Part of a data file
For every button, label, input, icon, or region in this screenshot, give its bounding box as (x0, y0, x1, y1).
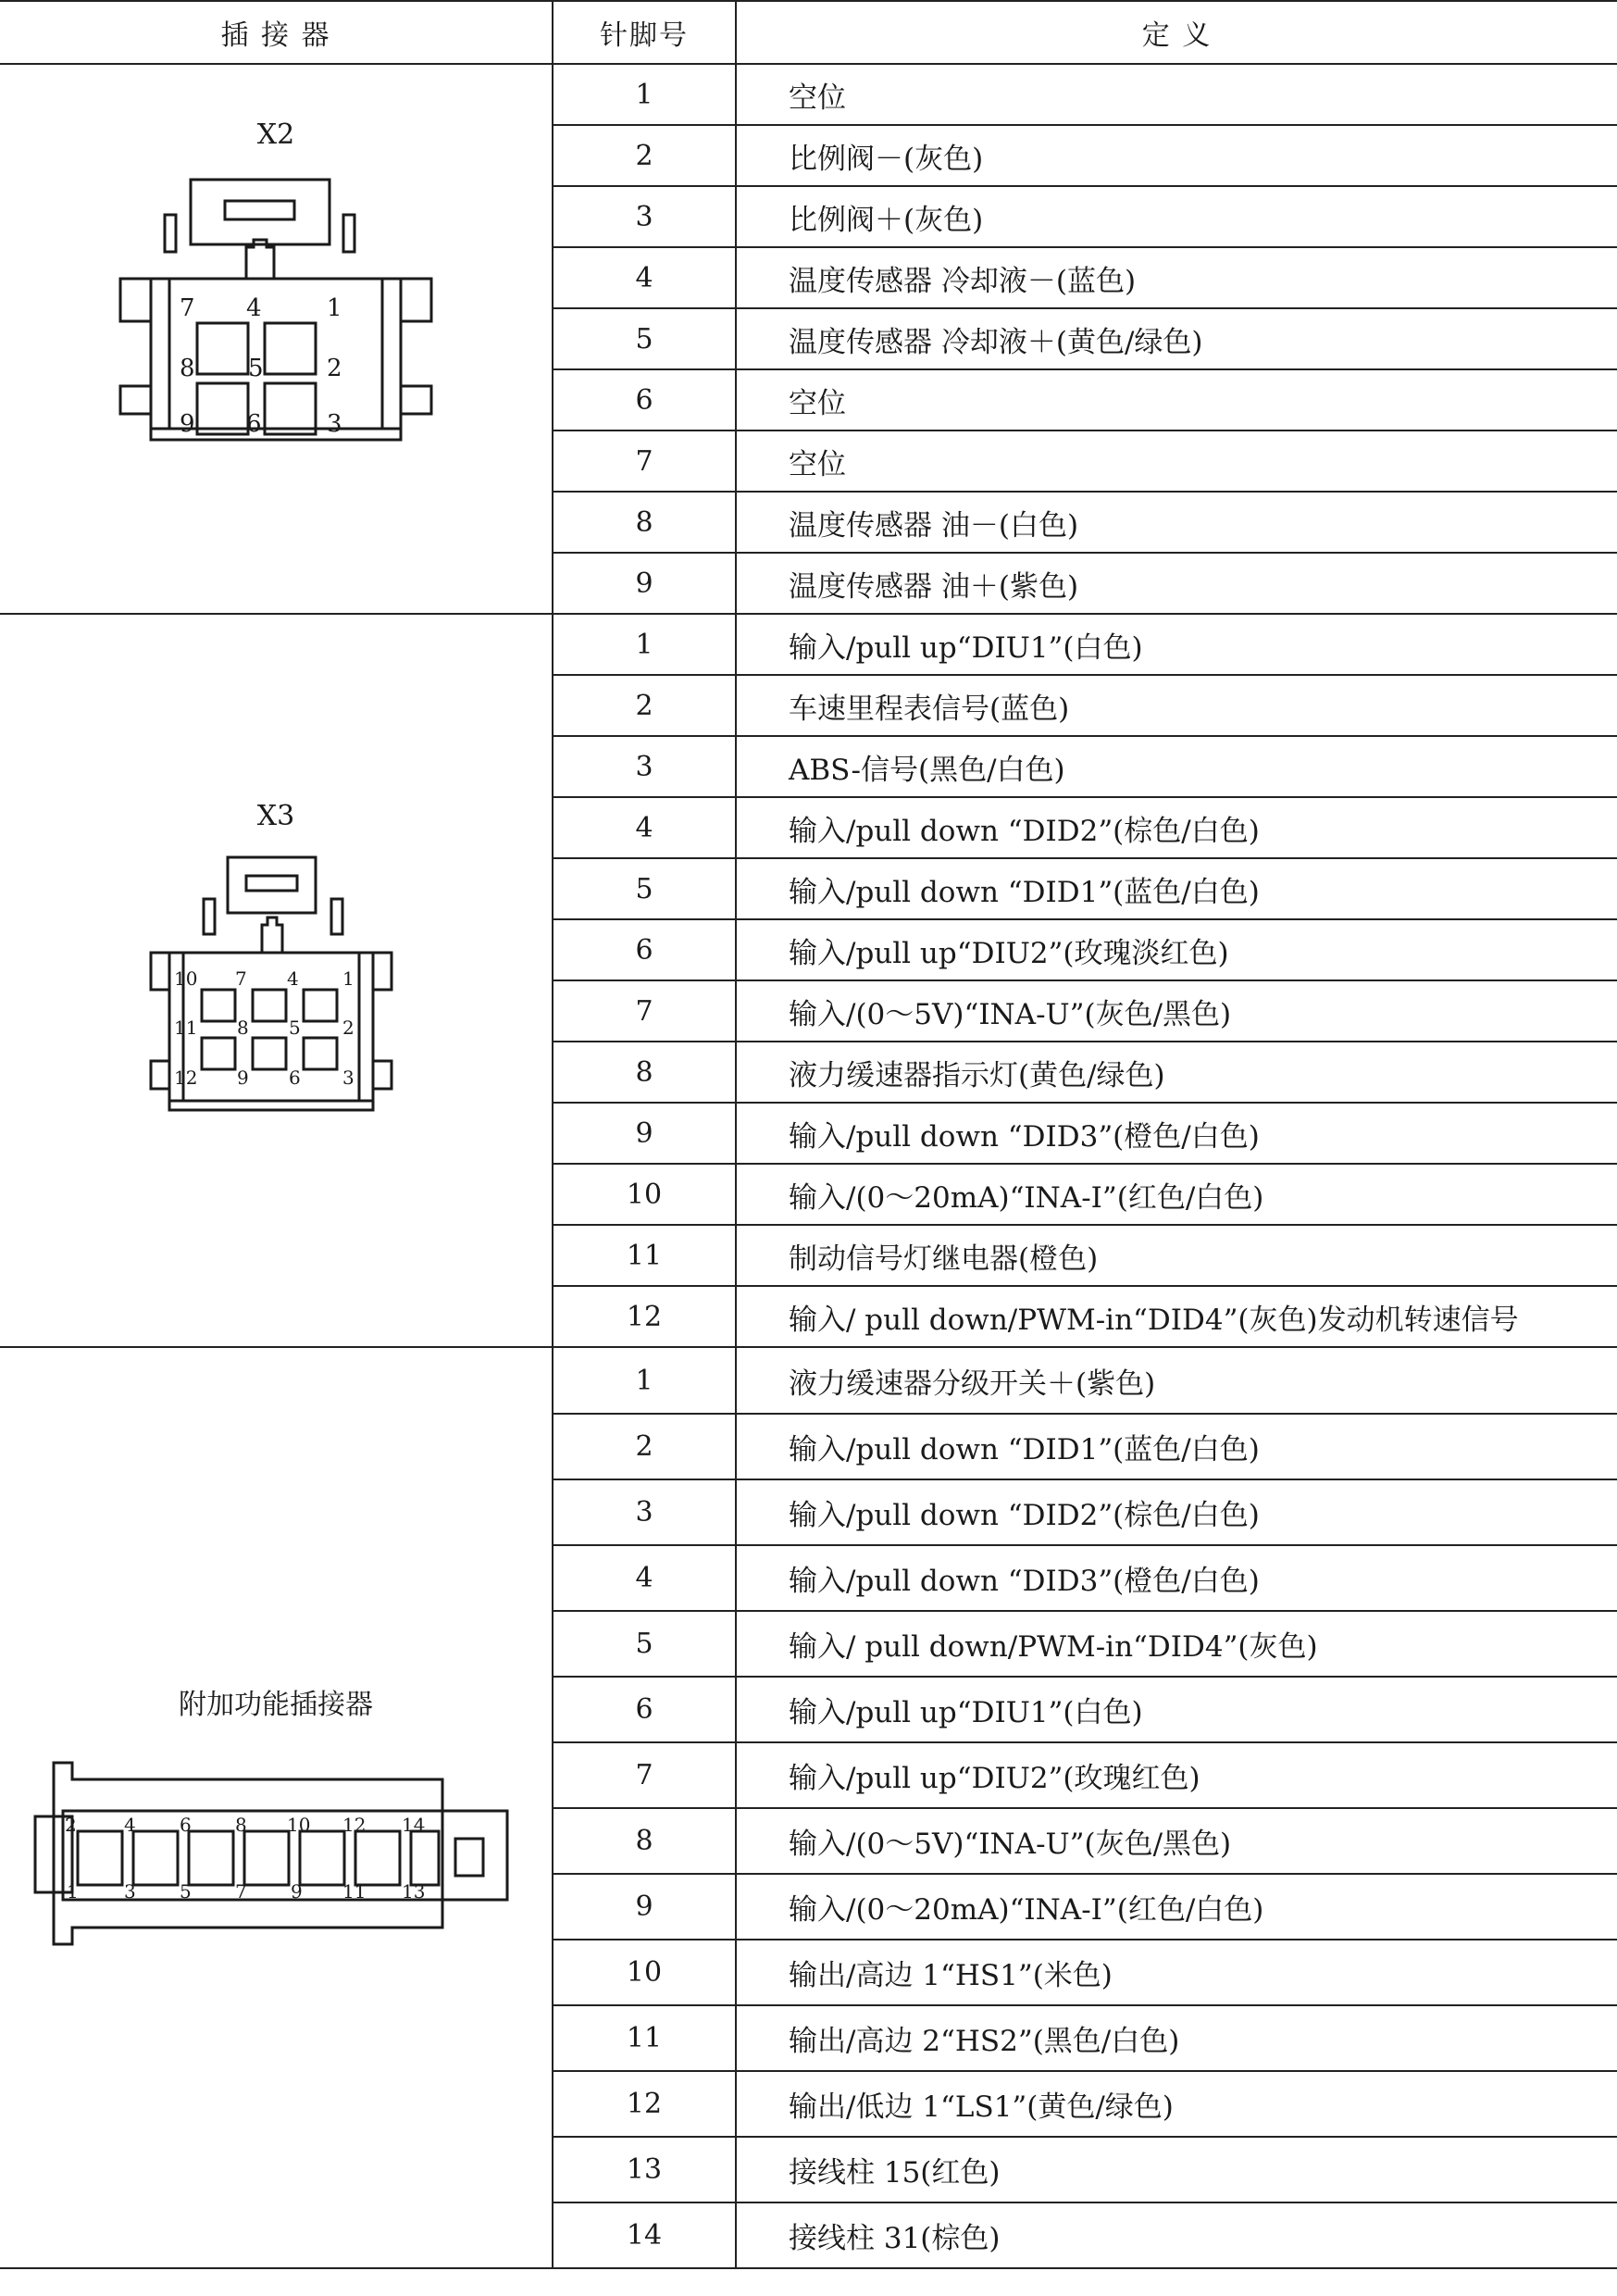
pin-definition: 输入/pull down “DID3”(橙色/白色) (736, 1103, 1617, 1164)
pin-definition: 输入/pull up“DIU1”(白色) (736, 614, 1617, 675)
pin-number: 5 (553, 308, 736, 369)
diagram-pin-label: 9 (180, 410, 195, 438)
pin-number: 11 (553, 1225, 736, 1286)
diagram-pin-label: 3 (342, 1067, 354, 1089)
pin-definition: 空位 (736, 64, 1617, 125)
diagram-pin-label: 3 (124, 1880, 136, 1903)
diagram-pin-label: 13 (402, 1880, 426, 1903)
pin-definition: 空位 (736, 369, 1617, 430)
pin-number: 3 (553, 736, 736, 797)
pin-number: 9 (553, 553, 736, 614)
pin-definition: 接线柱 31(棕色) (736, 2202, 1617, 2268)
pin-number: 1 (553, 614, 736, 675)
pin-definition: 液力缓速器分级开关＋(紫色) (736, 1347, 1617, 1414)
diagram-pin-label: 4 (287, 967, 299, 990)
pin-definition: 温度传感器 冷却液－(蓝色) (736, 247, 1617, 308)
diagram-pin-label: 11 (174, 1017, 198, 1039)
pin-definition: 输入/pull down “DID3”(橙色/白色) (736, 1545, 1617, 1611)
diagram-pin-label: 5 (248, 355, 264, 382)
pin-definition: 输入/(0～5V)“INA-U”(灰色/黑色) (736, 980, 1617, 1042)
diagram-pin-label: 6 (289, 1067, 301, 1089)
connector-cell-aux (0, 1347, 553, 2268)
pin-definition: 输入/(0～20mA)“INA-I”(红色/白色) (736, 1164, 1617, 1225)
diagram-pin-label: 6 (246, 410, 262, 438)
pin-number: 3 (553, 1479, 736, 1545)
diagram-pin-label: 9 (291, 1880, 303, 1903)
pin-definition: 输入/pull down “DID2”(棕色/白色) (736, 797, 1617, 858)
pin-number: 11 (553, 2005, 736, 2071)
diagram-pin-label: 3 (327, 410, 342, 438)
connector-9pin-icon (118, 175, 433, 453)
header-pin-number: 针脚号 (553, 1, 736, 64)
pin-definition: 输入/pull down “DID1”(蓝色/白色) (736, 1414, 1617, 1479)
pin-definition: 输出/高边 2“HS2”(黑色/白色) (736, 2005, 1617, 2071)
pin-number: 7 (553, 1742, 736, 1808)
pin-definition: 接线柱 15(红色) (736, 2137, 1617, 2202)
diagram-pin-label: 1 (327, 294, 342, 322)
pin-number: 1 (553, 64, 736, 125)
diagram-pin-label: 2 (342, 1017, 354, 1039)
table-row (0, 1347, 1617, 1414)
diagram-pin-label: 12 (342, 1814, 367, 1836)
pin-number: 2 (553, 675, 736, 736)
pin-number: 14 (553, 2202, 736, 2268)
pin-number: 3 (553, 186, 736, 247)
diagram-pin-label: 5 (180, 1880, 192, 1903)
header-row (0, 1, 1617, 64)
diagram-pin-label: 7 (235, 1880, 247, 1903)
pin-definition: 输入/ pull down/PWM-in“DID4”(灰色) (736, 1611, 1617, 1677)
pin-definition: ABS-信号(黑色/白色) (736, 736, 1617, 797)
pin-number: 4 (553, 1545, 736, 1611)
table-row (0, 64, 1617, 125)
pin-number: 13 (553, 2137, 736, 2202)
pin-definition: 输出/高边 1“HS1”(米色) (736, 1940, 1617, 2005)
pin-definition: 液力缓速器指示灯(黄色/绿色) (736, 1042, 1617, 1103)
diagram-pin-label: 10 (174, 967, 198, 990)
pin-definition: 输入/(0～5V)“INA-U”(灰色/黑色) (736, 1808, 1617, 1874)
diagram-pin-label: 8 (180, 355, 195, 382)
pin-number: 2 (553, 125, 736, 186)
connector-cell-x3 (0, 614, 553, 1347)
pin-definition: 输入/pull up“DIU1”(白色) (736, 1677, 1617, 1742)
connector-label-x2: X2 (256, 119, 295, 151)
table-row (0, 614, 1617, 675)
header-connector: 插 接 器 (0, 1, 553, 64)
diagram-pin-label: 7 (180, 294, 195, 322)
pin-number: 4 (553, 247, 736, 308)
connector-label-x3: X3 (256, 800, 295, 832)
pin-number: 4 (553, 797, 736, 858)
diagram-pin-label: 4 (246, 294, 262, 322)
diagram-pin-label: 1 (67, 1880, 79, 1903)
pin-definition: 温度传感器 冷却液＋(黄色/绿色) (736, 308, 1617, 369)
diagram-pin-label: 2 (65, 1814, 77, 1836)
pin-number: 6 (553, 1677, 736, 1742)
pin-definition: 输入/pull up“DIU2”(玫瑰红色) (736, 1742, 1617, 1808)
pin-number: 8 (553, 1042, 736, 1103)
diagram-pin-label: 2 (327, 355, 342, 382)
connector-12pin-icon (146, 853, 405, 1112)
pin-definition: 输出/低边 1“LS1”(黄色/绿色) (736, 2071, 1617, 2137)
diagram-pin-label: 5 (289, 1017, 301, 1039)
diagram-pin-label: 9 (237, 1067, 249, 1089)
pin-definition: 输入/pull down “DID1”(蓝色/白色) (736, 858, 1617, 919)
diagram-pin-label: 14 (402, 1814, 426, 1836)
diagram-pin-label: 6 (180, 1814, 192, 1836)
pin-number: 12 (553, 2071, 736, 2137)
pin-definition: 空位 (736, 430, 1617, 492)
pin-definition: 输入/(0～20mA)“INA-I”(红色/白色) (736, 1874, 1617, 1940)
pin-definition: 制动信号灯继电器(橙色) (736, 1225, 1617, 1286)
pin-definition: 输入/pull down “DID2”(棕色/白色) (736, 1479, 1617, 1545)
connector-label-aux: 附加功能插接器 (179, 1689, 373, 1721)
pin-number: 7 (553, 980, 736, 1042)
pin-definition: 温度传感器 油＋(紫色) (736, 553, 1617, 614)
pin-definition: 比例阀－(灰色) (736, 125, 1617, 186)
diagram-pin-label: 4 (124, 1814, 136, 1836)
pin-number: 10 (553, 1940, 736, 2005)
diagram-pin-label: 1 (342, 967, 354, 990)
pin-definition: 比例阀＋(灰色) (736, 186, 1617, 247)
diagram-pin-label: 12 (174, 1067, 198, 1089)
pin-number: 9 (553, 1874, 736, 1940)
diagram-pin-label: 7 (235, 967, 247, 990)
pin-number: 1 (553, 1347, 736, 1414)
pin-number: 7 (553, 430, 736, 492)
pin-number: 2 (553, 1414, 736, 1479)
pin-number: 6 (553, 919, 736, 980)
header-definition: 定 义 (736, 1, 1617, 64)
connector-cell-x2 (0, 64, 553, 614)
pin-definition: 车速里程表信号(蓝色) (736, 675, 1617, 736)
pin-definition: 输入/ pull down/PWM-in“DID4”(灰色)发动机转速信号 (736, 1286, 1617, 1347)
pin-number: 12 (553, 1286, 736, 1347)
pin-definition: 输入/pull up“DIU2”(玫瑰淡红色) (736, 919, 1617, 980)
pin-number: 10 (553, 1164, 736, 1225)
diagram-pin-label: 10 (287, 1814, 311, 1836)
pin-number: 5 (553, 858, 736, 919)
connector-14pin-icon (17, 1755, 535, 1950)
diagram-pin-label: 8 (235, 1814, 247, 1836)
pin-number: 8 (553, 1808, 736, 1874)
pin-number: 8 (553, 492, 736, 553)
diagram-pin-label: 8 (237, 1017, 249, 1039)
pin-number: 5 (553, 1611, 736, 1677)
pin-number: 9 (553, 1103, 736, 1164)
diagram-pin-label: 11 (342, 1880, 367, 1903)
pin-number: 6 (553, 369, 736, 430)
pin-definition: 温度传感器 油－(白色) (736, 492, 1617, 553)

Task details: Copy out every row above unchanged, but omit the pictures.

Final answer:
For every button, label, input, icon, or region in this screenshot, give its bounding box as (x0, y0, x1, y1).
pin-definition: 输入/pull down “DID3”(橙色/白色) (736, 1103, 1617, 1164)
pin-definition: 输入/pull up“DIU1”(白色) (736, 614, 1617, 675)
pin-number: 5 (553, 308, 736, 369)
diagram-pin-label: 9 (180, 410, 195, 438)
pin-number: 11 (553, 1225, 736, 1286)
diagram-pin-label: 3 (342, 1067, 354, 1089)
pin-definition: 空位 (736, 64, 1617, 125)
diagram-pin-label: 3 (124, 1880, 136, 1903)
diagram-pin-label: 13 (402, 1880, 426, 1903)
pin-definition: 空位 (736, 369, 1617, 430)
pin-number: 3 (553, 736, 736, 797)
pin-number: 9 (553, 553, 736, 614)
pin-definition: 接线柱 31(棕色) (736, 2202, 1617, 2268)
pin-number: 1 (553, 614, 736, 675)
pin-definition: 液力缓速器分级开关＋(紫色) (736, 1347, 1617, 1414)
diagram-pin-label: 4 (287, 967, 299, 990)
pin-definition: 温度传感器 冷却液－(蓝色) (736, 247, 1617, 308)
diagram-pin-label: 11 (174, 1017, 198, 1039)
pin-definition: 输入/pull down “DID3”(橙色/白色) (736, 1545, 1617, 1611)
diagram-pin-label: 5 (248, 355, 264, 382)
pin-definition: 输入/(0～5V)“INA-U”(灰色/黑色) (736, 980, 1617, 1042)
diagram-pin-label: 6 (289, 1067, 301, 1089)
connector-cell-aux (0, 1347, 553, 2268)
pin-definition: 输入/(0～20mA)“INA-I”(红色/白色) (736, 1164, 1617, 1225)
diagram-pin-label: 6 (246, 410, 262, 438)
pin-number: 3 (553, 1479, 736, 1545)
diagram-pin-label: 9 (291, 1880, 303, 1903)
pin-definition: 输入/pull down “DID2”(棕色/白色) (736, 797, 1617, 858)
pin-number: 11 (553, 2005, 736, 2071)
diagram-pin-label: 3 (327, 410, 342, 438)
connector-9pin-icon (118, 175, 433, 453)
header-pin-number: 针脚号 (553, 1, 736, 64)
pin-definition: 输入/pull down “DID1”(蓝色/白色) (736, 1414, 1617, 1479)
pin-definition: 输出/高边 2“HS2”(黑色/白色) (736, 2005, 1617, 2071)
pin-number: 7 (553, 1742, 736, 1808)
pin-definition: 接线柱 15(红色) (736, 2137, 1617, 2202)
diagram-pin-label: 1 (327, 294, 342, 322)
pin-number: 1 (553, 64, 736, 125)
diagram-pin-label: 2 (342, 1017, 354, 1039)
table-row (0, 1347, 1617, 1414)
diagram-pin-label: 12 (342, 1814, 367, 1836)
pin-number: 2 (553, 675, 736, 736)
pin-number: 14 (553, 2202, 736, 2268)
pin-number: 3 (553, 186, 736, 247)
diagram-pin-label: 5 (180, 1880, 192, 1903)
header-row (0, 1, 1617, 64)
diagram-pin-label: 7 (235, 1880, 247, 1903)
pin-definition: 输入/ pull down/PWM-in“DID4”(灰色) (736, 1611, 1617, 1677)
pin-definition: ABS-信号(黑色/白色) (736, 736, 1617, 797)
pin-number: 4 (553, 1545, 736, 1611)
table-row (0, 64, 1617, 125)
pin-number: 13 (553, 2137, 736, 2202)
pin-definition: 输出/高边 1“HS1”(米色) (736, 1940, 1617, 2005)
pin-definition: 液力缓速器指示灯(黄色/绿色) (736, 1042, 1617, 1103)
diagram-pin-label: 10 (174, 967, 198, 990)
pin-definition: 输入/(0～5V)“INA-U”(灰色/黑色) (736, 1808, 1617, 1874)
diagram-pin-label: 8 (180, 355, 195, 382)
pin-number: 2 (553, 125, 736, 186)
connector-cell-x3 (0, 614, 553, 1347)
pin-definition: 输入/pull up“DIU1”(白色) (736, 1677, 1617, 1742)
connector-label-x2: X2 (256, 119, 295, 151)
table-row (0, 614, 1617, 675)
header-connector: 插 接 器 (0, 1, 553, 64)
diagram-pin-label: 7 (180, 294, 195, 322)
pin-number: 4 (553, 247, 736, 308)
connector-label-x3: X3 (256, 800, 295, 832)
pin-number: 4 (553, 797, 736, 858)
diagram-pin-label: 4 (246, 294, 262, 322)
diagram-pin-label: 1 (67, 1880, 79, 1903)
pin-definition: 温度传感器 冷却液＋(黄色/绿色) (736, 308, 1617, 369)
diagram-pin-label: 2 (65, 1814, 77, 1836)
pin-number: 6 (553, 1677, 736, 1742)
pin-definition: 输入/pull up“DIU2”(玫瑰红色) (736, 1742, 1617, 1808)
pin-number: 8 (553, 1042, 736, 1103)
diagram-pin-label: 2 (327, 355, 342, 382)
connector-12pin-icon (146, 853, 405, 1112)
pin-definition: 输出/低边 1“LS1”(黄色/绿色) (736, 2071, 1617, 2137)
diagram-pin-label: 5 (289, 1017, 301, 1039)
diagram-pin-label: 9 (237, 1067, 249, 1089)
pin-definition: 输入/pull down “DID1”(蓝色/白色) (736, 858, 1617, 919)
diagram-pin-label: 14 (402, 1814, 426, 1836)
diagram-pin-label: 6 (180, 1814, 192, 1836)
pin-number: 12 (553, 2071, 736, 2137)
pin-definition: 空位 (736, 430, 1617, 492)
pin-definition: 输入/(0～20mA)“INA-I”(红色/白色) (736, 1874, 1617, 1940)
pin-definition: 制动信号灯继电器(橙色) (736, 1225, 1617, 1286)
pin-definition: 输入/pull down “DID2”(棕色/白色) (736, 1479, 1617, 1545)
connector-label-aux: 附加功能插接器 (179, 1689, 373, 1721)
pin-number: 7 (553, 980, 736, 1042)
pin-definition: 温度传感器 油＋(紫色) (736, 553, 1617, 614)
pin-definition: 比例阀－(灰色) (736, 125, 1617, 186)
diagram-pin-label: 4 (124, 1814, 136, 1836)
pin-number: 10 (553, 1940, 736, 2005)
diagram-pin-label: 1 (342, 967, 354, 990)
pin-definition: 比例阀＋(灰色) (736, 186, 1617, 247)
diagram-pin-label: 12 (174, 1067, 198, 1089)
pin-number: 9 (553, 1874, 736, 1940)
diagram-pin-label: 7 (235, 967, 247, 990)
pin-number: 1 (553, 1347, 736, 1414)
pin-number: 7 (553, 430, 736, 492)
pin-number: 2 (553, 1414, 736, 1479)
pin-number: 6 (553, 919, 736, 980)
header-definition: 定 义 (736, 1, 1617, 64)
connector-cell-x2 (0, 64, 553, 614)
pin-definition: 车速里程表信号(蓝色) (736, 675, 1617, 736)
pin-definition: 输入/ pull down/PWM-in“DID4”(灰色)发动机转速信号 (736, 1286, 1617, 1347)
pin-number: 12 (553, 1286, 736, 1347)
pin-definition: 输入/pull up“DIU2”(玫瑰淡红色) (736, 919, 1617, 980)
pin-number: 10 (553, 1164, 736, 1225)
diagram-pin-label: 10 (287, 1814, 311, 1836)
pin-number: 5 (553, 858, 736, 919)
connector-14pin-icon (17, 1755, 535, 1950)
diagram-pin-label: 8 (235, 1814, 247, 1836)
pin-number: 8 (553, 1808, 736, 1874)
pin-number: 8 (553, 492, 736, 553)
diagram-pin-label: 8 (237, 1017, 249, 1039)
pin-number: 5 (553, 1611, 736, 1677)
pin-number: 9 (553, 1103, 736, 1164)
diagram-pin-label: 11 (342, 1880, 367, 1903)
pin-number: 6 (553, 369, 736, 430)
pin-definition: 温度传感器 油－(白色) (736, 492, 1617, 553)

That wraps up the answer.